[Collected data entries]
▬▬▬▬▬▬▬▬▬▬

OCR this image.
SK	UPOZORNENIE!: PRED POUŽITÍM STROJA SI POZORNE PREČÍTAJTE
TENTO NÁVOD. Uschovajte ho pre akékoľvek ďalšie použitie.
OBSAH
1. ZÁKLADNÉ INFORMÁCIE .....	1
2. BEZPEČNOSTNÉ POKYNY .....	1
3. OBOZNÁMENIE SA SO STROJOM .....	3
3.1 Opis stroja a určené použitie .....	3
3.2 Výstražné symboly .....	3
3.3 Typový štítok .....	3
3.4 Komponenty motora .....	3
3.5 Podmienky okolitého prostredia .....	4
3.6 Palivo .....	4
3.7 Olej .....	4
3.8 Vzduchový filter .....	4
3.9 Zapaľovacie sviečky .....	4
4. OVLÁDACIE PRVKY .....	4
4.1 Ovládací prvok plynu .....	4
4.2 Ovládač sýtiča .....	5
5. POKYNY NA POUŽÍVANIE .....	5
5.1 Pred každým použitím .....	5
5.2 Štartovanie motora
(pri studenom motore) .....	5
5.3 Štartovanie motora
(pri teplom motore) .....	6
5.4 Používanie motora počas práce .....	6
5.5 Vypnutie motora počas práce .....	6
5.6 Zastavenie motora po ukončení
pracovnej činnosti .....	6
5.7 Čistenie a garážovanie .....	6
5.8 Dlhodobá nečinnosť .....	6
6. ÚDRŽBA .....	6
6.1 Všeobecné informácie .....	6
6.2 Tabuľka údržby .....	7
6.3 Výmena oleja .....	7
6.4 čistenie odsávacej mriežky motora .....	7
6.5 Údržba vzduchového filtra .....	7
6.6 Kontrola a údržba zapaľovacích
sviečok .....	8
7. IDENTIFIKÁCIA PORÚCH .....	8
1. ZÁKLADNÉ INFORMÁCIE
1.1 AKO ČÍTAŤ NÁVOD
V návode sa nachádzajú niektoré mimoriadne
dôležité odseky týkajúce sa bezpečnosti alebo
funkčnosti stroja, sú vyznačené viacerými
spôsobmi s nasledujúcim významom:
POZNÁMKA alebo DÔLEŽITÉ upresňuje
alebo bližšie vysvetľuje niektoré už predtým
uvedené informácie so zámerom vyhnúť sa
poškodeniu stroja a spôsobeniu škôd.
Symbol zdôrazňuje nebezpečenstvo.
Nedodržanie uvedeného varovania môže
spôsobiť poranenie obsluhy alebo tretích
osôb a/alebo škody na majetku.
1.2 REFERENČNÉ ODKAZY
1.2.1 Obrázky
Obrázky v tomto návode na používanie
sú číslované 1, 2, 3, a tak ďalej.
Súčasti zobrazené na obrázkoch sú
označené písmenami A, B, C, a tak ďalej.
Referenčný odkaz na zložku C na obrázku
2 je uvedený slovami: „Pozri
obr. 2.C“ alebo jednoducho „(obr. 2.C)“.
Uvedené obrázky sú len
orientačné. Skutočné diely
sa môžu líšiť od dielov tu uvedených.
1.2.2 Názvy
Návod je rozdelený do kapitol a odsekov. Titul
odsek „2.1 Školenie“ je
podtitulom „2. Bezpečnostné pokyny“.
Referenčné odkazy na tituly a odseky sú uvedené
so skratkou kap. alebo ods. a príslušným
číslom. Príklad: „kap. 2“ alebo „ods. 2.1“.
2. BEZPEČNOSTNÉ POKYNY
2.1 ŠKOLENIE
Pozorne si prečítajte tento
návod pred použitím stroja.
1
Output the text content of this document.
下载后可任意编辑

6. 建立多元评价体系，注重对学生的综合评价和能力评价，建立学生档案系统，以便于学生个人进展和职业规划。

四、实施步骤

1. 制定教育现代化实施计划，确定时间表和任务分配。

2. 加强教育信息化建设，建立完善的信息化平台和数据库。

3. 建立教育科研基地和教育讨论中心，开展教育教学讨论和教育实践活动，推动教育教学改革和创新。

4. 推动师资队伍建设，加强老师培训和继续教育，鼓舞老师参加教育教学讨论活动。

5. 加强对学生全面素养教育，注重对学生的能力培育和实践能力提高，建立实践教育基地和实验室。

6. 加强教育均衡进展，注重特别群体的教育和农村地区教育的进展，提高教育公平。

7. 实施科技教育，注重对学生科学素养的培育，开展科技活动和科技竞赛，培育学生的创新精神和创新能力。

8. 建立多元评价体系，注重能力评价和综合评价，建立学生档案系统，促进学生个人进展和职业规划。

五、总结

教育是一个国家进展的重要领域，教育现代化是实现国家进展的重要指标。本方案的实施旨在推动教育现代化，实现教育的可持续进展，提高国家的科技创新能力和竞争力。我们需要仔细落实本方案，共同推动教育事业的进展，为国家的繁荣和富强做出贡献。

▬▬▬▬▬▬▬▬▬▬

To do: Collect each line containing the string "návode".

Reply:
V návode sa nachádzajú niektoré mimoriadne
Obrázky v tomto návode na používanie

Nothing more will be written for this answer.